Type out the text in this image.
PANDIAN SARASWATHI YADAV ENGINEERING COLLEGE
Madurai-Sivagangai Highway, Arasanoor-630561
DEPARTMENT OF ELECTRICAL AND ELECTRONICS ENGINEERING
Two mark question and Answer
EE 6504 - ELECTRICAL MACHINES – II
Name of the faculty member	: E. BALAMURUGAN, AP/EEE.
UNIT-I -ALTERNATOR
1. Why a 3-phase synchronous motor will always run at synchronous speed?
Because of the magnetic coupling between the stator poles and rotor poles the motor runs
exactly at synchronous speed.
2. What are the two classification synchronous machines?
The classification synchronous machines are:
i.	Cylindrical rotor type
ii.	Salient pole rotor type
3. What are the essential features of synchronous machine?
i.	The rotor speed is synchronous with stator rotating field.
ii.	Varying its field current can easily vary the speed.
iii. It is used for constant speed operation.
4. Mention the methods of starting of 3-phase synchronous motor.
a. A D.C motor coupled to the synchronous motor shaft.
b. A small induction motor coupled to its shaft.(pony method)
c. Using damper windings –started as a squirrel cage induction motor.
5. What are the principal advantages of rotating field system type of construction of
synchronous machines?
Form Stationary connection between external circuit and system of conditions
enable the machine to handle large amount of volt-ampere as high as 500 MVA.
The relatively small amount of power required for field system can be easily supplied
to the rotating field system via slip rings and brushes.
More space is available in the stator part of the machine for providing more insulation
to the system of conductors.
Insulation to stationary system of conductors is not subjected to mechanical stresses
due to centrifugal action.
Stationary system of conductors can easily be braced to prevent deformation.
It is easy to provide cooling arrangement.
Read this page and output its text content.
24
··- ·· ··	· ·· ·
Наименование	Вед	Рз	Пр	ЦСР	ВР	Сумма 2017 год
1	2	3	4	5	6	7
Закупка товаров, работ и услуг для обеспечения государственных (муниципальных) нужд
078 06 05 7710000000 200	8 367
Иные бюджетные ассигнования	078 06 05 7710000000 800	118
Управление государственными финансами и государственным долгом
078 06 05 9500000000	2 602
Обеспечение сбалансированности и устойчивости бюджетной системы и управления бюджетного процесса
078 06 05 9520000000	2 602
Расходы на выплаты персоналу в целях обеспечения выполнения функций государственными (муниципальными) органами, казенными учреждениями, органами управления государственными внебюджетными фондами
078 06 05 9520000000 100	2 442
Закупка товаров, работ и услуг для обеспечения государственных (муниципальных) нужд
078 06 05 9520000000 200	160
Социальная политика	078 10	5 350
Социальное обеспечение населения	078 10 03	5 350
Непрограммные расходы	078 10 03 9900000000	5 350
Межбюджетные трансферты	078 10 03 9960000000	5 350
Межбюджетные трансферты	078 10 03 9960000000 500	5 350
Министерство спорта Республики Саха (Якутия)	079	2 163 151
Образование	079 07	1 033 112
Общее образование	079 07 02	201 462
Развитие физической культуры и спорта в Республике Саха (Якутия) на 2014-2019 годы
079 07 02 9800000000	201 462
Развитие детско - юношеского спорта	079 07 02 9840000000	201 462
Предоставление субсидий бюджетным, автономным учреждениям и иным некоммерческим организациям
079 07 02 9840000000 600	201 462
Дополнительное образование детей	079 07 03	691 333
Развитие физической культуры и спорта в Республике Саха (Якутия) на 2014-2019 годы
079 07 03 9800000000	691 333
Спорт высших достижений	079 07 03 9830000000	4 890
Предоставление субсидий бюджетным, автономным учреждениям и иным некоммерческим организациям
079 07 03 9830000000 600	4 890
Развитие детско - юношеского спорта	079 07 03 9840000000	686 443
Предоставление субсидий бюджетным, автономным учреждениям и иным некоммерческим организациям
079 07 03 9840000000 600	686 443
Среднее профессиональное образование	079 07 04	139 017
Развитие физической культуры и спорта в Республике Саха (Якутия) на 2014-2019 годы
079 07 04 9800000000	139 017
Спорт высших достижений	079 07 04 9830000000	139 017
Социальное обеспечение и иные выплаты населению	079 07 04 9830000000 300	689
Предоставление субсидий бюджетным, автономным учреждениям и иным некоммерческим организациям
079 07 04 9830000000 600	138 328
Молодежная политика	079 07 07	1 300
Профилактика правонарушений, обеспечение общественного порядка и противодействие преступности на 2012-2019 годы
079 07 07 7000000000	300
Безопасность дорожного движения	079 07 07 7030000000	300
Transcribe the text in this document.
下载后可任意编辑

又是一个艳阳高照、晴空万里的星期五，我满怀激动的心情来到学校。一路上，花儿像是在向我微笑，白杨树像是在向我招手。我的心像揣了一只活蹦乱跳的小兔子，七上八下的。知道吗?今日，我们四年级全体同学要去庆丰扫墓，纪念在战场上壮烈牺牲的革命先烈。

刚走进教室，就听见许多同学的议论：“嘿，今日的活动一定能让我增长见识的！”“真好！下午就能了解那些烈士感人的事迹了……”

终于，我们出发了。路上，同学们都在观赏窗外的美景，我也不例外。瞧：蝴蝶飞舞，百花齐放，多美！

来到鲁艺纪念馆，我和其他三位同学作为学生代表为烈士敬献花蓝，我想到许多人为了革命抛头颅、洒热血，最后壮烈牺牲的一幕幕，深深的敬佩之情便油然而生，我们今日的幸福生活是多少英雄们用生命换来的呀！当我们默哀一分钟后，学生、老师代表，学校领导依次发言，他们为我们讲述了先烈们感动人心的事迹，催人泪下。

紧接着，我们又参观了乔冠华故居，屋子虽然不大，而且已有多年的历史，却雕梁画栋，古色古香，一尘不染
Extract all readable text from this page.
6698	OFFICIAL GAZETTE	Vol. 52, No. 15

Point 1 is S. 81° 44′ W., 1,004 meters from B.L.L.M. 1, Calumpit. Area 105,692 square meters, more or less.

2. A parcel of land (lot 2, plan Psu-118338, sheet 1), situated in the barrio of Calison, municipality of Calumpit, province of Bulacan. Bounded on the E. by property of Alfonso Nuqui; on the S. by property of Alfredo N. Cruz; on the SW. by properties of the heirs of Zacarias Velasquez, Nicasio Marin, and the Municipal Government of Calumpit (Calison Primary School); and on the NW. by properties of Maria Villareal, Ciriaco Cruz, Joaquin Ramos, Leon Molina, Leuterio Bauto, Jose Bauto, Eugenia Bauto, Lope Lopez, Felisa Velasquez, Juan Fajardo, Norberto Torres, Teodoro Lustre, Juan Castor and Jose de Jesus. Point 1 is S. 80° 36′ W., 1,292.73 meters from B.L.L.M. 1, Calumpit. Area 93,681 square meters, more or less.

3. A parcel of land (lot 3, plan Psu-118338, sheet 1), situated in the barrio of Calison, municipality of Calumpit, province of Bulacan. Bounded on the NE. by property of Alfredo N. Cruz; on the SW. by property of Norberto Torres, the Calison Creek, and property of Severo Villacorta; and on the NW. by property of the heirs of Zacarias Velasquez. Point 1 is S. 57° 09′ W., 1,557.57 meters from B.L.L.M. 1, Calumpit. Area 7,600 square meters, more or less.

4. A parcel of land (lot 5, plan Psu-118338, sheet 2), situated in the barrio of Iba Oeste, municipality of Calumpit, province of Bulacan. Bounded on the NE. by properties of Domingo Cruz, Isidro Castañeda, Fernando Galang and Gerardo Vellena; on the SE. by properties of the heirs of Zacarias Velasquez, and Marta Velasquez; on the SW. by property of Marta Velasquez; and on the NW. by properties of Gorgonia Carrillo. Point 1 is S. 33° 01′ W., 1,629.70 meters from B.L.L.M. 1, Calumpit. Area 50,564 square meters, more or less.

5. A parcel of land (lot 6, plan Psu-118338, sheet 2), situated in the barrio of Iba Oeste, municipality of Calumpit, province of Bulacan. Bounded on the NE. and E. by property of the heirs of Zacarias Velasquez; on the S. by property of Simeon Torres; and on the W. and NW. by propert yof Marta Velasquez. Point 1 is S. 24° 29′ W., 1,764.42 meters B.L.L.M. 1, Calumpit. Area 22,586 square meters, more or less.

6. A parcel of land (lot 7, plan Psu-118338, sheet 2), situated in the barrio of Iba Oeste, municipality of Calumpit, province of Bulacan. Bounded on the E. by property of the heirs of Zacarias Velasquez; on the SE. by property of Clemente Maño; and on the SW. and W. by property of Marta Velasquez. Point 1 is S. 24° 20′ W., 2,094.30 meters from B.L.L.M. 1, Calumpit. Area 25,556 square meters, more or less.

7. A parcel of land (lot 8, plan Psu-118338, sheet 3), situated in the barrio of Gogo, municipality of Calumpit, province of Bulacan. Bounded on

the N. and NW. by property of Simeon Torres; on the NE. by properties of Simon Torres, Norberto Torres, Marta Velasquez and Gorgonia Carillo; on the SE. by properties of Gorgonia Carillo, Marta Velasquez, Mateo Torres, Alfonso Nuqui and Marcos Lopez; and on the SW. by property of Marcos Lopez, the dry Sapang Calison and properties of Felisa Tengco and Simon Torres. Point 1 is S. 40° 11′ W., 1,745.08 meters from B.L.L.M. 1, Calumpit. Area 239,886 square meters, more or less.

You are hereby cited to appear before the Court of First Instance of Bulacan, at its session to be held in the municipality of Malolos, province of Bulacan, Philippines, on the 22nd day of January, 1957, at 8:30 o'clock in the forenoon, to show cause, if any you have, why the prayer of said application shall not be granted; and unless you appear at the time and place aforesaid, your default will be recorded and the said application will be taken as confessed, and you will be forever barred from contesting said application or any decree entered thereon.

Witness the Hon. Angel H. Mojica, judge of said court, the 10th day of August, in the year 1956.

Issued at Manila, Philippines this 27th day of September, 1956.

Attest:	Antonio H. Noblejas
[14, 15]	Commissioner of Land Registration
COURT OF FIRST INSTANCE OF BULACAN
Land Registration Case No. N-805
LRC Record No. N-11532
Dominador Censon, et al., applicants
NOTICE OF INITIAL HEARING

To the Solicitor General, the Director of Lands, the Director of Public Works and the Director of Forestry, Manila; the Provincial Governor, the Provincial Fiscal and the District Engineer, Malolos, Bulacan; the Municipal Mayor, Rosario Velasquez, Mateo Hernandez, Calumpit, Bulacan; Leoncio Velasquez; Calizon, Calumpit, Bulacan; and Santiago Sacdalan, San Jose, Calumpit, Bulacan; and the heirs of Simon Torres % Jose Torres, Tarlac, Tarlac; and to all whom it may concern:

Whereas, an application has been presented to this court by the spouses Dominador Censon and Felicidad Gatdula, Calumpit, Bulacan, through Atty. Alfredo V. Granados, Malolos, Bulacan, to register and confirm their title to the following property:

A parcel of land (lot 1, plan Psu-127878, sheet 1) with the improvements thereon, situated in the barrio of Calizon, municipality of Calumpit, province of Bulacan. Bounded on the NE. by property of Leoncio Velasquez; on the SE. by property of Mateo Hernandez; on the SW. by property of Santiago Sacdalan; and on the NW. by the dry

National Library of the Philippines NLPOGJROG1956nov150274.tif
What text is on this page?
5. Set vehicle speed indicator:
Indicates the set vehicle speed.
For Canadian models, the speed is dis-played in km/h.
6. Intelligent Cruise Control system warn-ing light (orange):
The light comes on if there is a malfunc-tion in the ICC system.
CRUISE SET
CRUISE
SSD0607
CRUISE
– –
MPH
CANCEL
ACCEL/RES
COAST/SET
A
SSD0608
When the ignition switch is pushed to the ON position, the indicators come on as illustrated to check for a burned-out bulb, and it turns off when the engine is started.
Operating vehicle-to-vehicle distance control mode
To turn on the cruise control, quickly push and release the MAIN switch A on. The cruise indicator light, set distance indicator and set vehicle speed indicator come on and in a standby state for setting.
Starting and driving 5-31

■ ■ ■ ■ ■ ■ ■

Stated problem: Pull out each line containing the word "ENGINEERING" and copy it.

Answer for this exercise:
PANDIAN SARASWATHI YADAV ENGINEERING COLLEGE
DEPARTMENT OF ELECTRICAL AND ELECTRONICS ENGINEERING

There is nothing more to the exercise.